## Exercise goal
Return all lines with the word "title" in them.

## Dataset extract
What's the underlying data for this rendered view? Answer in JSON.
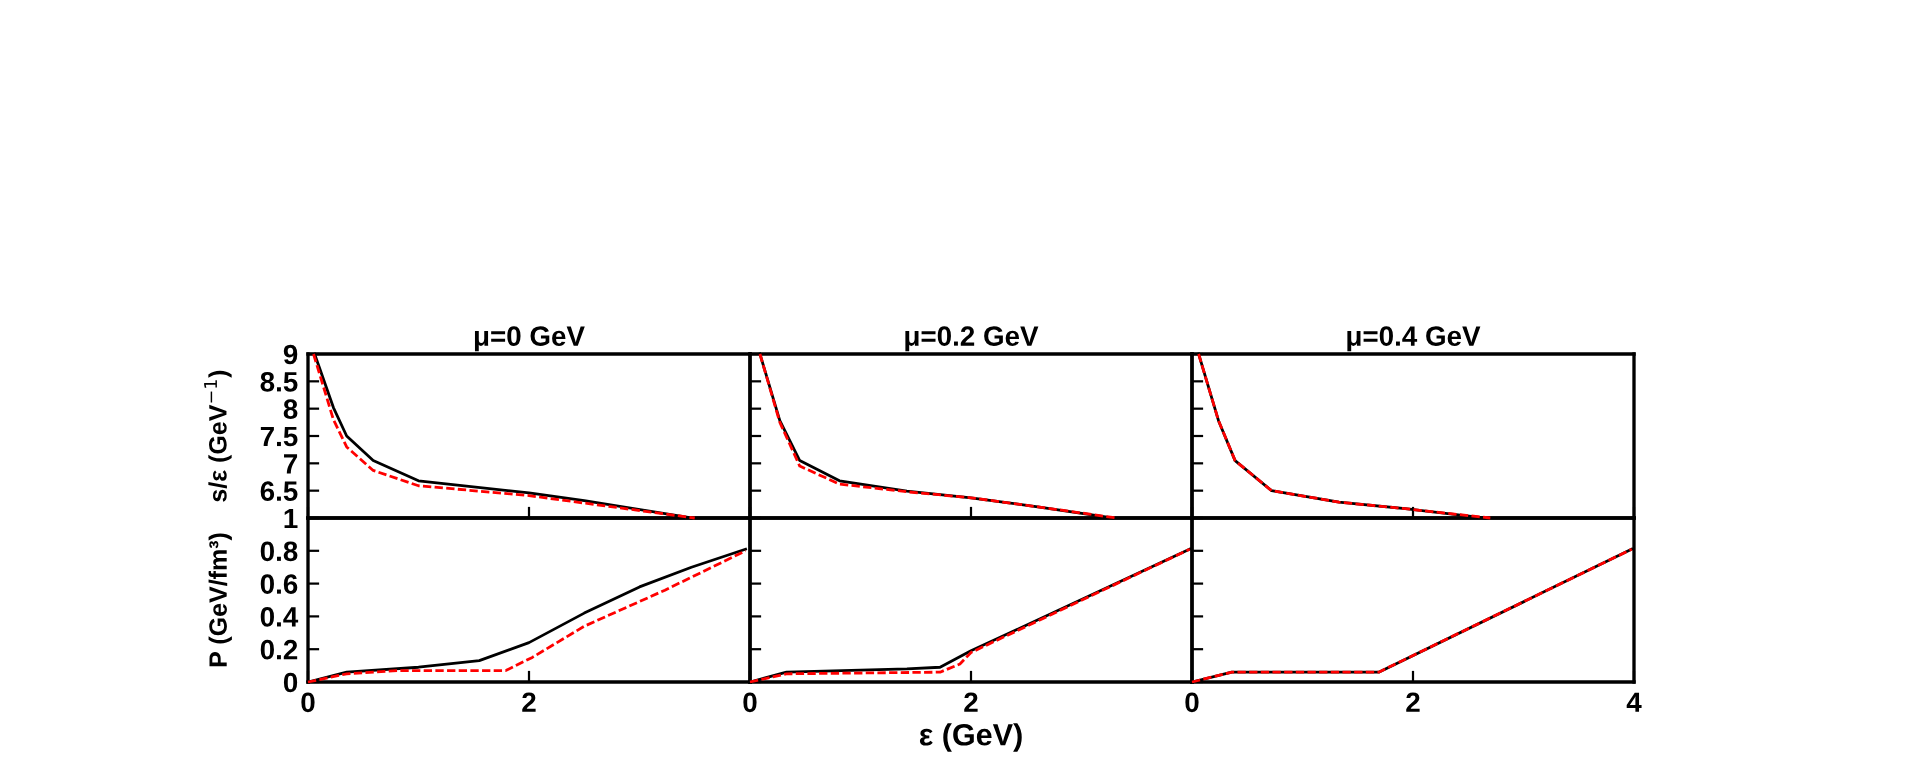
{
  "chart_data": [
    {
      "type": "line",
      "title": "μ=0 GeV",
      "ylabel": "s/ε (GeV$^{−1}$)",
      "xlim": [
        0,
        4
      ],
      "xticks": [
        0,
        2,
        4
      ],
      "ylim": [
        6,
        9
      ],
      "yticks": [
        {
          "value": 6,
          "label": null
        },
        6.5,
        7,
        7.5,
        8,
        8.5,
        9
      ],
      "tick_labels": "y",
      "series": [
        {
          "color": "#000000",
          "line_style": "solid",
          "x": [
            0.06,
            0.23,
            0.35,
            0.59,
            1.0,
            2.0,
            2.5,
            3.47
          ],
          "values": [
            9,
            8.02,
            7.5,
            7.05,
            6.68,
            6.46,
            6.32,
            6.0
          ]
        },
        {
          "color": "#ff0000",
          "line_style": "dashed",
          "x": [
            0.05,
            0.23,
            0.35,
            0.59,
            1.0,
            2.0,
            3.5
          ],
          "values": [
            9,
            7.8,
            7.3,
            6.87,
            6.59,
            6.41,
            6.0
          ]
        }
      ]
    },
    {
      "type": "line",
      "title": "μ=0.2 GeV",
      "xlim": [
        0,
        4
      ],
      "xticks": [
        0,
        2,
        4
      ],
      "ylim": [
        6,
        9
      ],
      "yticks": [
        6,
        6.5,
        7,
        7.5,
        8,
        8.5,
        9
      ],
      "tick_labels": false,
      "series": [
        {
          "color": "#000000",
          "line_style": "solid",
          "x": [
            0.09,
            0.27,
            0.45,
            0.81,
            1.42,
            2.0,
            2.62,
            3.28
          ],
          "values": [
            9,
            7.78,
            7.05,
            6.68,
            6.49,
            6.37,
            6.2,
            6.0
          ]
        },
        {
          "color": "#ff0000",
          "line_style": "dashed",
          "x": [
            0.09,
            0.27,
            0.45,
            0.81,
            1.42,
            2.0,
            2.62,
            3.32
          ],
          "values": [
            9,
            7.75,
            6.95,
            6.62,
            6.48,
            6.37,
            6.2,
            6.0
          ]
        }
      ]
    },
    {
      "type": "line",
      "title": "μ=0.4 GeV",
      "xlim": [
        0,
        4
      ],
      "xticks": [
        0,
        2,
        4
      ],
      "ylim": [
        6,
        9
      ],
      "yticks": [
        6,
        6.5,
        7,
        7.5,
        8,
        8.5,
        9
      ],
      "tick_labels": false,
      "series": [
        {
          "color": "#000000",
          "line_style": "solid",
          "x": [
            0.06,
            0.24,
            0.39,
            0.72,
            1.33,
            1.93,
            2.65
          ],
          "values": [
            9,
            7.78,
            7.05,
            6.5,
            6.29,
            6.17,
            6.0
          ]
        },
        {
          "color": "#ff0000",
          "line_style": "dashed",
          "x": [
            0.06,
            0.24,
            0.39,
            0.72,
            1.33,
            1.93,
            2.7
          ],
          "values": [
            9,
            7.78,
            7.05,
            6.5,
            6.29,
            6.17,
            6.0
          ]
        }
      ]
    },
    {
      "type": "line",
      "ylabel": "P (GeV/fm³)",
      "xlim": [
        0,
        4
      ],
      "xticks": [
        0,
        2,
        {
          "value": 4,
          "label": null
        }
      ],
      "ylim": [
        0,
        1
      ],
      "yticks": [
        0,
        0.2,
        0.4,
        0.6,
        0.8,
        1
      ],
      "series": [
        {
          "color": "#000000",
          "line_style": "solid",
          "x": [
            0,
            0.35,
            1.0,
            1.55,
            2.0,
            2.5,
            3.0,
            3.47,
            3.96
          ],
          "values": [
            0,
            0.06,
            0.09,
            0.13,
            0.24,
            0.42,
            0.58,
            0.7,
            0.81
          ]
        },
        {
          "color": "#ff0000",
          "line_style": "dashed",
          "x": [
            0,
            0.35,
            0.83,
            1.79,
            2.03,
            2.5,
            3.23,
            3.96
          ],
          "values": [
            0,
            0.05,
            0.07,
            0.07,
            0.15,
            0.34,
            0.56,
            0.8
          ]
        }
      ]
    },
    {
      "type": "line",
      "xlabel": "ε (GeV)",
      "xlim": [
        0,
        4
      ],
      "xticks": [
        0,
        2,
        {
          "value": 4,
          "label": null
        }
      ],
      "ylim": [
        0,
        1
      ],
      "yticks": [
        0,
        0.2,
        0.4,
        0.6,
        0.8,
        1
      ],
      "tick_labels": "x",
      "series": [
        {
          "color": "#000000",
          "line_style": "solid",
          "x": [
            0,
            0.33,
            1.42,
            1.72,
            2.0,
            3.98
          ],
          "values": [
            0,
            0.06,
            0.08,
            0.09,
            0.19,
            0.81
          ]
        },
        {
          "color": "#ff0000",
          "line_style": "dashed",
          "x": [
            0,
            0.33,
            1.72,
            1.9,
            2.0,
            3.98
          ],
          "values": [
            0,
            0.05,
            0.06,
            0.11,
            0.18,
            0.81
          ]
        }
      ]
    },
    {
      "type": "line",
      "xlim": [
        0,
        4
      ],
      "xticks": [
        0,
        2,
        4
      ],
      "ylim": [
        0,
        1
      ],
      "yticks": [
        0,
        0.2,
        0.4,
        0.6,
        0.8,
        1
      ],
      "tick_labels": "x",
      "series": [
        {
          "color": "#000000",
          "line_style": "solid",
          "x": [
            0,
            0.36,
            1.69,
            3.98
          ],
          "values": [
            0,
            0.06,
            0.06,
            0.81
          ]
        },
        {
          "color": "#ff0000",
          "line_style": "dashed",
          "x": [
            0,
            0.36,
            1.69,
            3.98
          ],
          "values": [
            0,
            0.06,
            0.06,
            0.81
          ]
        }
      ]
    }
  ]
}
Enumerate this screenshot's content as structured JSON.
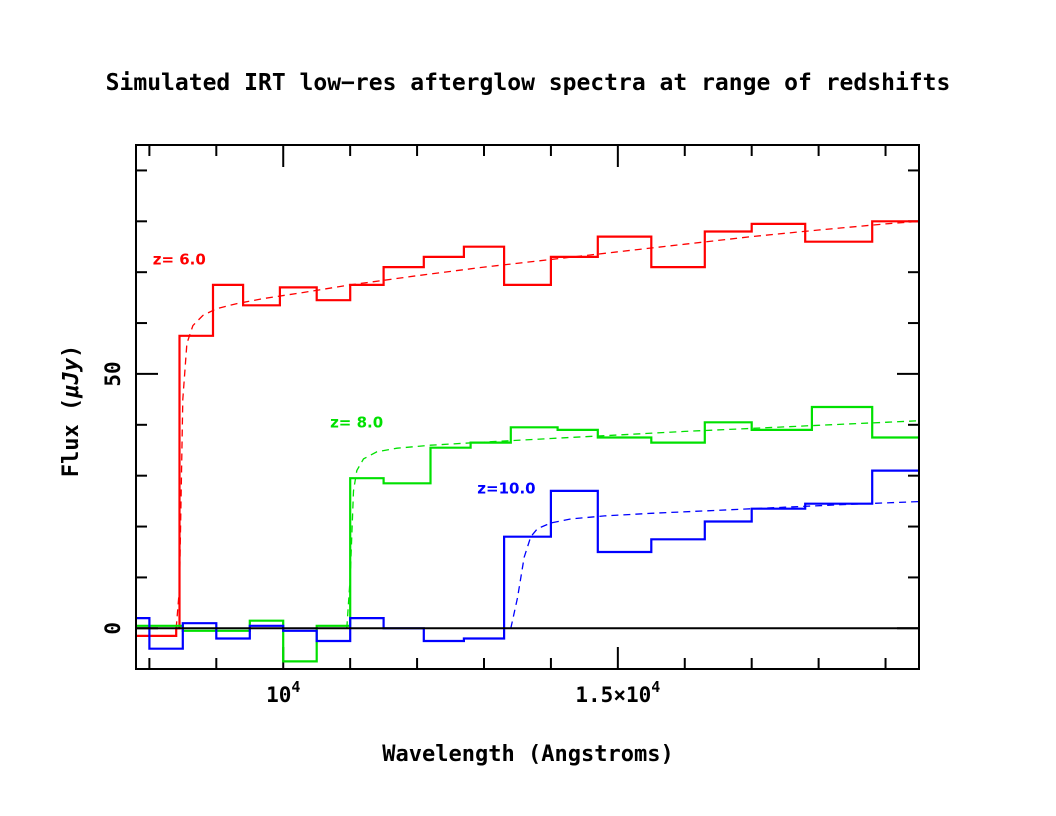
{
  "chart_data": {
    "type": "line",
    "title": "Simulated IRT low−res afterglow spectra at range of redshifts",
    "xlabel": "Wavelength (Angstroms)",
    "ylabel_prefix": "Flux (",
    "ylabel_symbol": "μJy",
    "ylabel_suffix": ")",
    "xlim": [
      7800,
      19500
    ],
    "ylim": [
      -8,
      95
    ],
    "x_major_ticks": [
      10000,
      15000
    ],
    "x_minor_ticks": [
      8000,
      9000,
      11000,
      12000,
      13000,
      14000,
      16000,
      17000,
      18000,
      19000
    ],
    "y_major_ticks": [
      0,
      50
    ],
    "y_minor_ticks": [
      10,
      20,
      30,
      40,
      60,
      70,
      80,
      90
    ],
    "x_tick_labels": [
      {
        "base": "10",
        "exp": "4",
        "value": 10000
      },
      {
        "base": "1.5×10",
        "exp": "4",
        "value": 15000
      }
    ],
    "y_tick_labels": [
      {
        "text": "0",
        "value": 0
      },
      {
        "text": "50",
        "value": 50
      }
    ],
    "zero_line": true,
    "series": [
      {
        "name": "z= 6.0",
        "redshift": 6.0,
        "color": "#ff0000",
        "label_anchor": [
          8050,
          71.5
        ],
        "binned": {
          "edges": [
            7800,
            8400,
            8450,
            8950,
            9400,
            9950,
            10500,
            11000,
            11500,
            12100,
            12700,
            13300,
            14000,
            14700,
            15500,
            16300,
            17000,
            17800,
            18800,
            19500
          ],
          "values": [
            -1.5,
            0,
            57.5,
            67.5,
            63.5,
            67,
            64.5,
            67.5,
            71,
            73,
            75,
            67.5,
            73,
            77,
            71,
            78,
            79.5,
            76,
            80
          ]
        },
        "model": {
          "x": [
            8400,
            8450,
            8500,
            8560,
            8650,
            8800,
            9000,
            9300,
            9700,
            10300,
            11000,
            12000,
            13000,
            14000,
            15000,
            16000,
            17000,
            18000,
            19000,
            19500
          ],
          "y": [
            0,
            8,
            45,
            56,
            59.5,
            61.5,
            62.8,
            63.8,
            64.8,
            66,
            67.5,
            69.3,
            71,
            72.5,
            74,
            75.5,
            77,
            78.3,
            79.5,
            80
          ]
        }
      },
      {
        "name": "z= 8.0",
        "redshift": 8.0,
        "color": "#00e000",
        "label_anchor": [
          10700,
          39.5
        ],
        "binned": {
          "edges": [
            7800,
            8500,
            9500,
            10000,
            10500,
            11000,
            11500,
            12200,
            12800,
            13400,
            14100,
            14700,
            15500,
            16300,
            17000,
            17900,
            18800,
            19500
          ],
          "values": [
            0.5,
            -0.5,
            1.5,
            -6.5,
            0.5,
            29.5,
            28.5,
            35.5,
            36.5,
            39.5,
            39,
            37.5,
            36.5,
            40.5,
            39,
            43.5,
            37.5
          ]
        },
        "model": {
          "x": [
            10950,
            11000,
            11050,
            11100,
            11200,
            11400,
            11700,
            12200,
            13000,
            14000,
            15000,
            16000,
            17000,
            18000,
            19000,
            19500
          ],
          "y": [
            0,
            10,
            27,
            31,
            33.3,
            34.7,
            35.4,
            36,
            36.6,
            37.3,
            38,
            38.7,
            39.3,
            39.9,
            40.5,
            40.8
          ]
        }
      },
      {
        "name": "z=10.0",
        "redshift": 10.0,
        "color": "#0000ff",
        "label_anchor": [
          12900,
          26.5
        ],
        "binned": {
          "edges": [
            7800,
            8000,
            8500,
            9000,
            9500,
            10000,
            10500,
            11000,
            11500,
            12100,
            12700,
            13300,
            14000,
            14700,
            15500,
            16300,
            17000,
            17800,
            18800,
            19500
          ],
          "values": [
            2,
            -4,
            1,
            -2,
            0.5,
            -0.5,
            -2.5,
            2,
            0,
            -2.5,
            -2,
            18,
            27,
            15,
            17.5,
            21,
            23.5,
            24.5,
            31
          ]
        },
        "model": {
          "x": [
            13400,
            13500,
            13600,
            13700,
            13800,
            14000,
            14300,
            14800,
            15500,
            16500,
            17500,
            18500,
            19500
          ],
          "y": [
            0,
            6,
            14,
            18,
            19.6,
            20.7,
            21.5,
            22.1,
            22.6,
            23.2,
            23.8,
            24.4,
            24.9
          ]
        }
      }
    ]
  }
}
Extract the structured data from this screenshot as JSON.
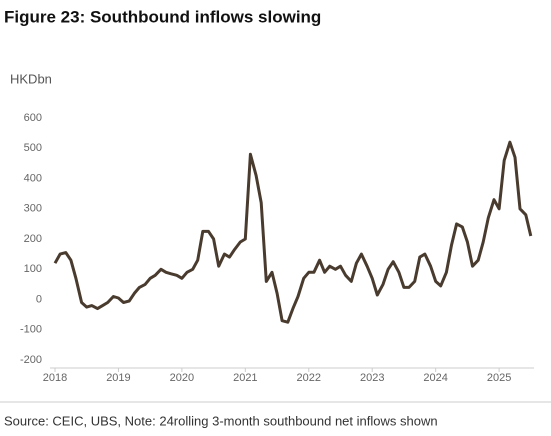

## Answer to the task
      "title": "μ=0 GeV",
      "title": "μ=0.2 GeV",
      "title": "μ=0.4 GeV",
    "title": "Simulated IRT low−res afterglow spectra at range of redshifts",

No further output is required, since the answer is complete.